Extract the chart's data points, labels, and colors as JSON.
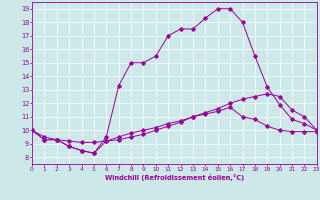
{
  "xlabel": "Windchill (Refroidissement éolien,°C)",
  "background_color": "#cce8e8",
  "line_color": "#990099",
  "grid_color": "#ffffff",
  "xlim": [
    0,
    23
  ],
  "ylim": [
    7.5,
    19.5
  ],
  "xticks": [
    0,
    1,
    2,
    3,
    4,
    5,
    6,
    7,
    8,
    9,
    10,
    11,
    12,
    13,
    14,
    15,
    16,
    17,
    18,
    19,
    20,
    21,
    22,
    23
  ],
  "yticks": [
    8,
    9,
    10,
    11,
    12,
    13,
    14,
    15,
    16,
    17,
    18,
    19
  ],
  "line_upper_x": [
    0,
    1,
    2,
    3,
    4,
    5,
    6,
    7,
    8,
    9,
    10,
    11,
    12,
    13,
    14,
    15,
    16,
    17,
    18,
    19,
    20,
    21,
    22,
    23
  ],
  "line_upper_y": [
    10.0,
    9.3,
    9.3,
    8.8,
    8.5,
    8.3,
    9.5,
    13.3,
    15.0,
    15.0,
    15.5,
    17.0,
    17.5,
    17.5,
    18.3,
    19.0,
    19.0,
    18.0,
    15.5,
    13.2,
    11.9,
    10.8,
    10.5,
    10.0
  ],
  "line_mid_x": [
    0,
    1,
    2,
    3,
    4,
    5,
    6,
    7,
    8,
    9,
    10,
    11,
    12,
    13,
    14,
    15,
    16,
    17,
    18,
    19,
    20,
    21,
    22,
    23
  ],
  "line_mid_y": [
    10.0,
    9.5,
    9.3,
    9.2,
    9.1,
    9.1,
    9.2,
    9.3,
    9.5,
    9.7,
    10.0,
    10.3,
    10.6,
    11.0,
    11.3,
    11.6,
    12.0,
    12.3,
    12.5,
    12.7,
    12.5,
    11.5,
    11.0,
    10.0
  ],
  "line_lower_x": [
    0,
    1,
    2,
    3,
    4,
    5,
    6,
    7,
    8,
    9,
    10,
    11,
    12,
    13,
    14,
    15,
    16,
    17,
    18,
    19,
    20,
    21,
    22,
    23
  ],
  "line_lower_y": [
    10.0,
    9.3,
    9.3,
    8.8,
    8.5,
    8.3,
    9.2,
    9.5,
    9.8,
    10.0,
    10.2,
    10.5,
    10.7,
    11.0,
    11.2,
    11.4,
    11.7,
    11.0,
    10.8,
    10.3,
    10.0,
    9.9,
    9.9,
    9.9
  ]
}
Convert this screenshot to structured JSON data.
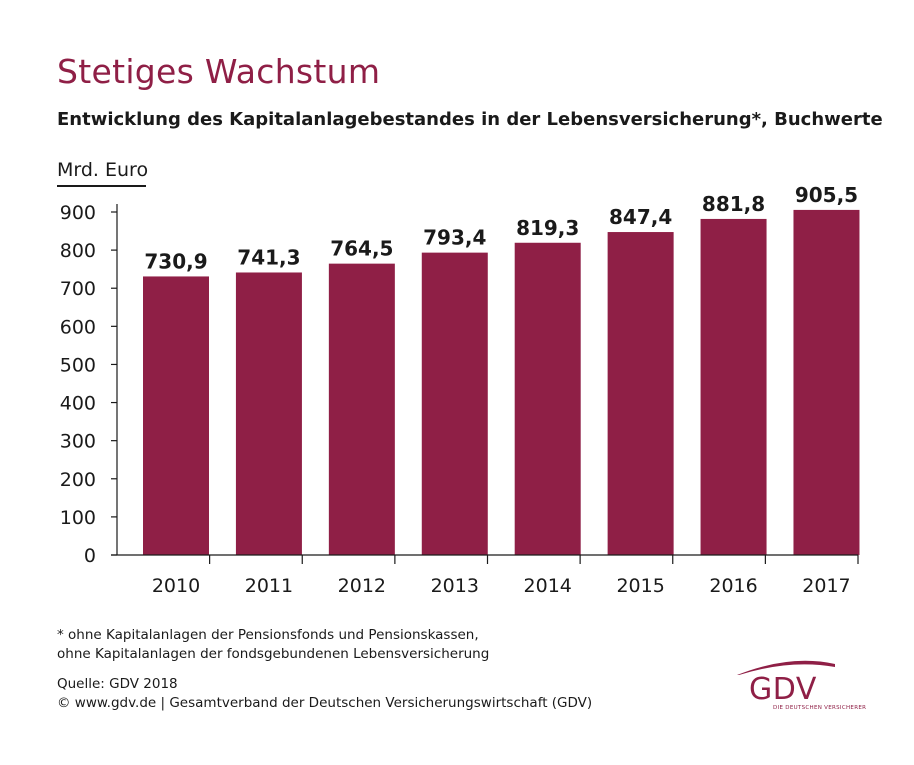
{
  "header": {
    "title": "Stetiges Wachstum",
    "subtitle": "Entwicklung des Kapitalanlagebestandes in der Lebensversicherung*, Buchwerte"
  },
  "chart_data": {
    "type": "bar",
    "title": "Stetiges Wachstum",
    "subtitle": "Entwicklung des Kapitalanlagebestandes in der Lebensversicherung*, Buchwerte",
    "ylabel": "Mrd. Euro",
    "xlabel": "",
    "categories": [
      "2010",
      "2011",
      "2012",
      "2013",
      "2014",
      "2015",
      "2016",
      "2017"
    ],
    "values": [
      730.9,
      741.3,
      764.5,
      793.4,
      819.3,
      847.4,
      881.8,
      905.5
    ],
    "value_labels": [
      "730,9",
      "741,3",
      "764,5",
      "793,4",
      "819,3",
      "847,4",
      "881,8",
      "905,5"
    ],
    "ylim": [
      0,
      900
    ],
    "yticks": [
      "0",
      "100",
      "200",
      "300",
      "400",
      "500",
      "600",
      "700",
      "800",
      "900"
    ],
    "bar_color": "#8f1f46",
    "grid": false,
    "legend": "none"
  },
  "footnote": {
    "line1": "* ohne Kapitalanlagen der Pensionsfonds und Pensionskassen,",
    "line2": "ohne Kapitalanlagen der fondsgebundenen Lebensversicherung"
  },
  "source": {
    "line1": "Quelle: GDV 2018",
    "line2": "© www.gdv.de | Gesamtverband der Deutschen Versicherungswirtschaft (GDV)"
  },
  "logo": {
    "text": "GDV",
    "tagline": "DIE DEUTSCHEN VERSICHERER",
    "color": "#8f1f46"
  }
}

★ ★ ★ ★ ★

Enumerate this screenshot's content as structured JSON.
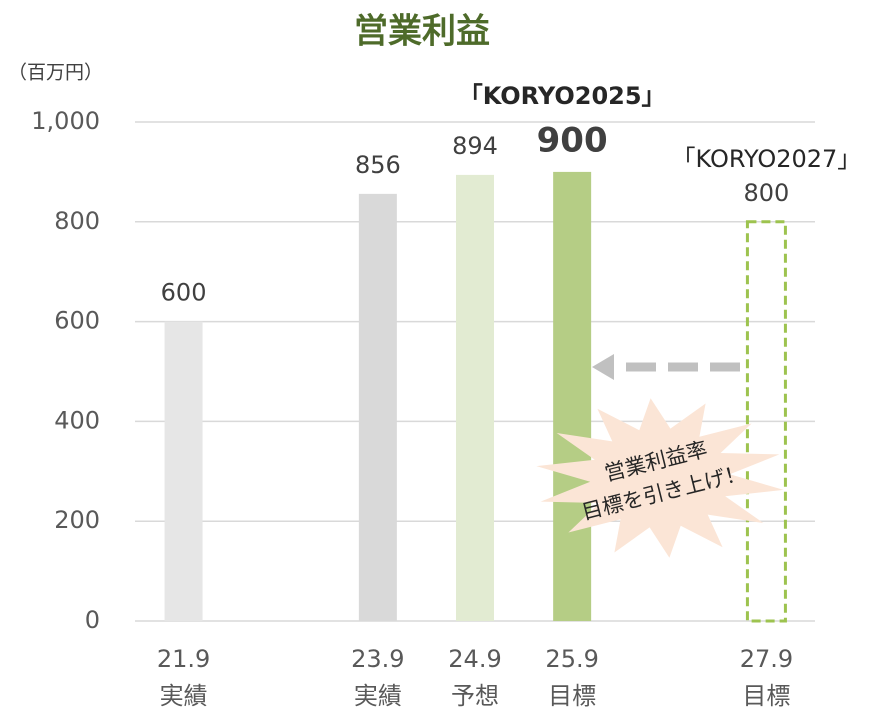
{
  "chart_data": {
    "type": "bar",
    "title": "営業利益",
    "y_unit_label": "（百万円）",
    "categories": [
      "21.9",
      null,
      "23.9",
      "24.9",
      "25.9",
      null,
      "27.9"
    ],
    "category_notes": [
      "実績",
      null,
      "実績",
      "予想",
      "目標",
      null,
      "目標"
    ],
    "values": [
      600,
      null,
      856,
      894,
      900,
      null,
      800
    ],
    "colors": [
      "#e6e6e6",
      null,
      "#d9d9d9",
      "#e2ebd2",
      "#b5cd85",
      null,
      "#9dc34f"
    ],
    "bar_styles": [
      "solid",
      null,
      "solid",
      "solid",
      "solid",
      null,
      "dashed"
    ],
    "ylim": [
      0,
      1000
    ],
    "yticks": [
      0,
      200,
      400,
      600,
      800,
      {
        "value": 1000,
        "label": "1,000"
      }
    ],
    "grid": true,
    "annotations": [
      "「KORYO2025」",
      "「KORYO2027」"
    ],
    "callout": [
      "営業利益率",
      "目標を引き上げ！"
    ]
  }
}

★ ★ ★ ★ ★

Aim
In the data above, tally the lines holding "JSON" and answer with the figure only.

Reply to the task
3